▶ [STATED TASK]: Transcribe every line of the records below, changing nothing.

▶ [INPUT RECORDS]:

_ _ _

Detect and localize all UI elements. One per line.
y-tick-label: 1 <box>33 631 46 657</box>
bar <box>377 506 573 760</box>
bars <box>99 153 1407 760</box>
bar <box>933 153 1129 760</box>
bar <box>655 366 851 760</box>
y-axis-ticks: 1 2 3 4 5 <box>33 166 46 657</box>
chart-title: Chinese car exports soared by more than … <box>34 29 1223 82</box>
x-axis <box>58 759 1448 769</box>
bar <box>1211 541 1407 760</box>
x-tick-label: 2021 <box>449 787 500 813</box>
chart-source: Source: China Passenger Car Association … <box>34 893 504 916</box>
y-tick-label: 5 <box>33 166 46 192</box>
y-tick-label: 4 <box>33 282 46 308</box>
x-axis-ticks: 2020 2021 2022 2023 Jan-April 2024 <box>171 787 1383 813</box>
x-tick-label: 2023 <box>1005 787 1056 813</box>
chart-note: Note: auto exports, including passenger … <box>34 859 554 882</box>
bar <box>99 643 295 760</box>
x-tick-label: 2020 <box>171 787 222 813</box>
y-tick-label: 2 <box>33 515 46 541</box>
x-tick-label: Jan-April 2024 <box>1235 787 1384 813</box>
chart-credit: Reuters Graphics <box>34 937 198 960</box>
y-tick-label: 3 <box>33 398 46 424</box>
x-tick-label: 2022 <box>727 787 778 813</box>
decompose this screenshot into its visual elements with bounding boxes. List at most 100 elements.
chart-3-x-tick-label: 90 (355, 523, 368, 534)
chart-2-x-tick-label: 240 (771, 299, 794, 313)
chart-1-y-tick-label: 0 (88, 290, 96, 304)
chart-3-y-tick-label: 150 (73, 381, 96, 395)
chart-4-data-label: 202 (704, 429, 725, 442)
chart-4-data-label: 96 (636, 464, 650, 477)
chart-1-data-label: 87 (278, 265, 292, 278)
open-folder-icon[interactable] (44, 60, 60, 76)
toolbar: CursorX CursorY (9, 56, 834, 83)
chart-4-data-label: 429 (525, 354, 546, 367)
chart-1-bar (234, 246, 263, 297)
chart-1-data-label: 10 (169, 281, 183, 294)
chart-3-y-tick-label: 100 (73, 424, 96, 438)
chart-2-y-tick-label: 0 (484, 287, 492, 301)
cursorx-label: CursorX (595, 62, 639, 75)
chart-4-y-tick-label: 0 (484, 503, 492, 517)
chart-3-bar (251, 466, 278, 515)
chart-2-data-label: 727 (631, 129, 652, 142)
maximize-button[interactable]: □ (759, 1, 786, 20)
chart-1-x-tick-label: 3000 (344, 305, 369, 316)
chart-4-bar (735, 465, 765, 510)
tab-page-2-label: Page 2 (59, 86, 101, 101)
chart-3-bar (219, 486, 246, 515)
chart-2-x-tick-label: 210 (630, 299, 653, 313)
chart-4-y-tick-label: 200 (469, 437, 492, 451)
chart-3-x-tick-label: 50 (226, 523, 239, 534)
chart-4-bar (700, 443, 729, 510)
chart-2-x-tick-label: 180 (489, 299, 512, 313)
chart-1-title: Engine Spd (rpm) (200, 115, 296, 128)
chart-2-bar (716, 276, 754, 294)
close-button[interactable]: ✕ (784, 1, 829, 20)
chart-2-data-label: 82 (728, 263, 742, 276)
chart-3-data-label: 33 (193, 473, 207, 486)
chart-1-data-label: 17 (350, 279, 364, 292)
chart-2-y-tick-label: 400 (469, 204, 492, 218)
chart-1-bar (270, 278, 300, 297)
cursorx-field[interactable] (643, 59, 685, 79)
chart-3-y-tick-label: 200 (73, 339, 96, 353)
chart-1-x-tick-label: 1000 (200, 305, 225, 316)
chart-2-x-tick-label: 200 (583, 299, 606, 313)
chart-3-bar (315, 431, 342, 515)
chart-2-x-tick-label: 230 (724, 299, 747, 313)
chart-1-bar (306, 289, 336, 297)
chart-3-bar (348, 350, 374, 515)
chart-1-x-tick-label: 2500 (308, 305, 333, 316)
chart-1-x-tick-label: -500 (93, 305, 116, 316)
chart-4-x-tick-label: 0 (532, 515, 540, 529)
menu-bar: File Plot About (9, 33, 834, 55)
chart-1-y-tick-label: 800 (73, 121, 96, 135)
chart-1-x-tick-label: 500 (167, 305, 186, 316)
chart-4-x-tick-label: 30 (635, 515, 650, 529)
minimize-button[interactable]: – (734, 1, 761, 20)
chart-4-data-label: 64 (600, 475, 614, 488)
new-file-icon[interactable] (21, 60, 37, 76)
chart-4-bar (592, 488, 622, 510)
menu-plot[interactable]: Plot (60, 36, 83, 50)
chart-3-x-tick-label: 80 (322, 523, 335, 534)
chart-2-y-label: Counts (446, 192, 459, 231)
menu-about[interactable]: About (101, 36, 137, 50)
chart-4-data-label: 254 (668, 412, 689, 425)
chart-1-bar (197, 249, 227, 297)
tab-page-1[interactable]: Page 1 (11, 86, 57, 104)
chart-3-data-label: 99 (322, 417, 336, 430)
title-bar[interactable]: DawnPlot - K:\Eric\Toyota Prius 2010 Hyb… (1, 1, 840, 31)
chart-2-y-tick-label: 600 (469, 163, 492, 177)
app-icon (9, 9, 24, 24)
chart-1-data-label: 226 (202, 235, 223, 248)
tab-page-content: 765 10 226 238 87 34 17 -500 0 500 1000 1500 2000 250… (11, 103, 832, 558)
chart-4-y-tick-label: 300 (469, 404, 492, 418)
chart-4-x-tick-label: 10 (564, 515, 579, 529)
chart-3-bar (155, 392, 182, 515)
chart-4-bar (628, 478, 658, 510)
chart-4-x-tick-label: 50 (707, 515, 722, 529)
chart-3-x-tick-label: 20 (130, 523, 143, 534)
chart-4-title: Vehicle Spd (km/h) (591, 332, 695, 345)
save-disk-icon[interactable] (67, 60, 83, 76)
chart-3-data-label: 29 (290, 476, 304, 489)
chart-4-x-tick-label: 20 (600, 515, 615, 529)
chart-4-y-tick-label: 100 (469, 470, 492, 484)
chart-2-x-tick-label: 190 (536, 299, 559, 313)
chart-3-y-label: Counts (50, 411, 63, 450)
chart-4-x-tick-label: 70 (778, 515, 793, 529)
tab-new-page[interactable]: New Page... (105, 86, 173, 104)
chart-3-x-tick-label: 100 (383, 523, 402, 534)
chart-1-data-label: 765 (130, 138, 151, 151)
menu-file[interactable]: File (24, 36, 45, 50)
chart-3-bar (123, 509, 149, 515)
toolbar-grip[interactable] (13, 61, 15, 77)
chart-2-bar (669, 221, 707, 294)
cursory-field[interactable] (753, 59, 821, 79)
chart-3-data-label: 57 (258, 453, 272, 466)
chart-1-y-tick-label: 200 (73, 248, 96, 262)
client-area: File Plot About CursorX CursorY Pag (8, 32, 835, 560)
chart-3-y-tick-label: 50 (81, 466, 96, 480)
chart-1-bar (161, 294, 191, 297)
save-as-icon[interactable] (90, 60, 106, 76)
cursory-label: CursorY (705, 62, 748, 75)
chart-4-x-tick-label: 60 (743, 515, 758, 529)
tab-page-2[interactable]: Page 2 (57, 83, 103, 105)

_ _ _

▶ [COMPLETE ANSWER]:
Detect and localize all UI elements. One per line.
y-tick-label: 1 <box>33 631 46 657</box>
bar <box>377 506 573 760</box>
bars <box>99 153 1407 760</box>
bar <box>933 153 1129 760</box>
bar <box>655 366 851 760</box>
y-axis-ticks: 1 2 3 4 5 <box>33 166 46 657</box>
chart-title: Chinese car exports soared by more than … <box>34 29 1223 82</box>
x-axis <box>58 759 1448 769</box>
bar <box>1211 541 1407 760</box>
x-tick-label: 2021 <box>449 787 500 813</box>
chart-source: Source: China Passenger Car Association … <box>34 893 504 916</box>
y-tick-label: 5 <box>33 166 46 192</box>
y-tick-label: 4 <box>33 282 46 308</box>
x-axis-ticks: 2020 2021 2022 2023 Jan-April 2024 <box>171 787 1383 813</box>
x-tick-label: 2023 <box>1005 787 1056 813</box>
chart-note: Note: auto exports, including passenger … <box>34 859 554 882</box>
bar <box>99 643 295 760</box>
x-tick-label: 2020 <box>171 787 222 813</box>
y-tick-label: 2 <box>33 515 46 541</box>
x-tick-label: Jan-April 2024 <box>1235 787 1384 813</box>
chart-credit: Reuters Graphics <box>34 937 198 960</box>
y-tick-label: 3 <box>33 398 46 424</box>
x-tick-label: 2022 <box>727 787 778 813</box>
decompose this screenshot into its visual elements with bounding boxes. List at most 100 elements.
chart-3-x-tick-label: 90 (355, 523, 368, 534)
chart-2-x-tick-label: 240 (771, 299, 794, 313)
chart-1-y-tick-label: 0 (88, 290, 96, 304)
chart-3-y-tick-label: 150 (73, 381, 96, 395)
chart-4-data-label: 202 (704, 429, 725, 442)
chart-4-data-label: 96 (636, 464, 650, 477)
chart-1-data-label: 87 (278, 265, 292, 278)
open-folder-icon[interactable] (44, 60, 60, 76)
toolbar: CursorX CursorY (9, 56, 834, 83)
chart-4-data-label: 429 (525, 354, 546, 367)
chart-1-bar (234, 246, 263, 297)
chart-1-data-label: 10 (169, 281, 183, 294)
chart-3-y-tick-label: 100 (73, 424, 96, 438)
chart-2-y-tick-label: 0 (484, 287, 492, 301)
cursorx-label: CursorX (595, 62, 639, 75)
chart-4-y-tick-label: 0 (484, 503, 492, 517)
chart-3-bar (251, 466, 278, 515)
chart-2-data-label: 727 (631, 129, 652, 142)
maximize-button[interactable]: □ (759, 1, 786, 20)
chart-1-x-tick-label: 3000 (344, 305, 369, 316)
chart-4-bar (735, 465, 765, 510)
tab-page-2-label: Page 2 (59, 86, 101, 101)
chart-3-bar (219, 486, 246, 515)
chart-2-x-tick-label: 210 (630, 299, 653, 313)
chart-4-y-tick-label: 200 (469, 437, 492, 451)
chart-3-x-tick-label: 50 (226, 523, 239, 534)
chart-4-bar (700, 443, 729, 510)
chart-2-x-tick-label: 180 (489, 299, 512, 313)
chart-1-title: Engine Spd (rpm) (200, 115, 296, 128)
chart-2-bar (716, 276, 754, 294)
close-button[interactable]: ✕ (784, 1, 829, 20)
chart-2-data-label: 82 (728, 263, 742, 276)
chart-3-data-label: 33 (193, 473, 207, 486)
chart-1-data-label: 17 (350, 279, 364, 292)
chart-2-y-tick-label: 400 (469, 204, 492, 218)
chart-1-bar (270, 278, 300, 297)
cursorx-field[interactable] (643, 59, 685, 79)
chart-3-y-tick-label: 200 (73, 339, 96, 353)
chart-1-x-tick-label: 1000 (200, 305, 225, 316)
chart-2-x-tick-label: 200 (583, 299, 606, 313)
chart-3-bar (315, 431, 342, 515)
chart-2-x-tick-label: 230 (724, 299, 747, 313)
chart-1-bar (306, 289, 336, 297)
chart-3-bar (348, 350, 374, 515)
chart-1-x-tick-label: 2500 (308, 305, 333, 316)
chart-1-x-tick-label: -500 (93, 305, 116, 316)
chart-4-x-tick-label: 0 (532, 515, 540, 529)
menu-bar: File Plot About (9, 33, 834, 55)
chart-1-y-tick-label: 800 (73, 121, 96, 135)
chart-1-x-tick-label: 500 (167, 305, 186, 316)
chart-4-x-tick-label: 30 (635, 515, 650, 529)
minimize-button[interactable]: – (734, 1, 761, 20)
chart-4-data-label: 64 (600, 475, 614, 488)
new-file-icon[interactable] (21, 60, 37, 76)
chart-4-bar (592, 488, 622, 510)
menu-plot[interactable]: Plot (60, 36, 83, 50)
chart-3-x-tick-label: 80 (322, 523, 335, 534)
chart-2-y-label: Counts (446, 192, 459, 231)
menu-about[interactable]: About (101, 36, 137, 50)
chart-4-data-label: 254 (668, 412, 689, 425)
chart-1-bar (197, 249, 227, 297)
tab-page-1[interactable]: Page 1 (11, 86, 57, 104)
chart-3-data-label: 99 (322, 417, 336, 430)
title-bar[interactable]: DawnPlot - K:\Eric\Toyota Prius 2010 Hyb… (1, 1, 840, 31)
chart-2-y-tick-label: 600 (469, 163, 492, 177)
app-icon (9, 9, 24, 24)
chart-1-data-label: 226 (202, 235, 223, 248)
tab-page-content: 765 10 226 238 87 34 17 -500 0 500 1000 1500 2000 250… (11, 103, 832, 558)
chart-4-y-tick-label: 300 (469, 404, 492, 418)
chart-4-x-tick-label: 10 (564, 515, 579, 529)
chart-3-bar (155, 392, 182, 515)
chart-4-bar (628, 478, 658, 510)
chart-4-x-tick-label: 50 (707, 515, 722, 529)
chart-3-x-tick-label: 20 (130, 523, 143, 534)
chart-4-title: Vehicle Spd (km/h) (591, 332, 695, 345)
save-disk-icon[interactable] (67, 60, 83, 76)
chart-3-data-label: 29 (290, 476, 304, 489)
chart-4-x-tick-label: 20 (600, 515, 615, 529)
chart-4-y-tick-label: 100 (469, 470, 492, 484)
chart-2-x-tick-label: 190 (536, 299, 559, 313)
chart-3-y-label: Counts (50, 411, 63, 450)
chart-4-x-tick-label: 70 (778, 515, 793, 529)
tab-new-page[interactable]: New Page... (105, 86, 173, 104)
chart-3-x-tick-label: 100 (383, 523, 402, 534)
chart-1-data-label: 765 (130, 138, 151, 151)
menu-file[interactable]: File (24, 36, 45, 50)
chart-3-bar (123, 509, 149, 515)
toolbar-grip[interactable] (13, 61, 15, 77)
chart-2-bar (669, 221, 707, 294)
cursory-field[interactable] (753, 59, 821, 79)
chart-3-data-label: 57 (258, 453, 272, 466)
chart-1-y-tick-label: 200 (73, 248, 96, 262)
client-area: File Plot About CursorX CursorY Pag (8, 32, 835, 560)
chart-3-y-tick-label: 50 (81, 466, 96, 480)
chart-1-bar (161, 294, 191, 297)
save-as-icon[interactable] (90, 60, 106, 76)
cursory-label: CursorY (705, 62, 748, 75)
chart-4-x-tick-label: 60 (743, 515, 758, 529)
tab-page-2[interactable]: Page 2 (57, 83, 103, 105)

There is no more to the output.